Start Extracted data

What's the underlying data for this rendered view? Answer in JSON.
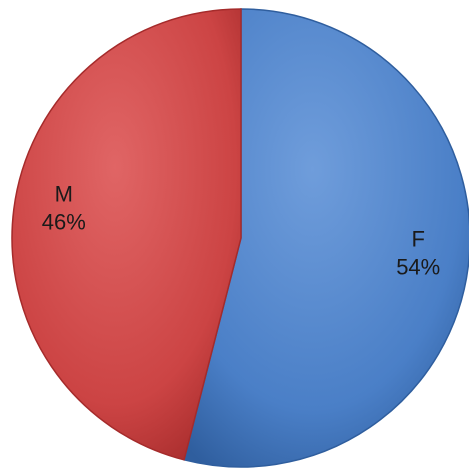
{
  "chart_data": {
    "type": "pie",
    "title": "",
    "start_angle_deg": 0,
    "direction": "clockwise",
    "slices": [
      {
        "label": "F",
        "value": 54,
        "value_label": "54%",
        "color": "#4a7fc7",
        "color_dark": "#2f5e9e",
        "color_light": "#6f9ddb"
      },
      {
        "label": "M",
        "value": 46,
        "value_label": "46%",
        "color": "#cc4444",
        "color_dark": "#a52b2b",
        "color_light": "#e06565"
      }
    ],
    "legend": "none",
    "data_labels": "category-and-percent-inside"
  }
}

End Extracted data

Written exercise -> Print every entry above again without changing a word, and omit the pictures.

Reply ->
What's the underlying data for this rendered view? Answer in JSON.
{
  "chart_data": {
    "type": "pie",
    "title": "",
    "start_angle_deg": 0,
    "direction": "clockwise",
    "slices": [
      {
        "label": "F",
        "value": 54,
        "value_label": "54%",
        "color": "#4a7fc7",
        "color_dark": "#2f5e9e",
        "color_light": "#6f9ddb"
      },
      {
        "label": "M",
        "value": 46,
        "value_label": "46%",
        "color": "#cc4444",
        "color_dark": "#a52b2b",
        "color_light": "#e06565"
      }
    ],
    "legend": "none",
    "data_labels": "category-and-percent-inside"
  }
}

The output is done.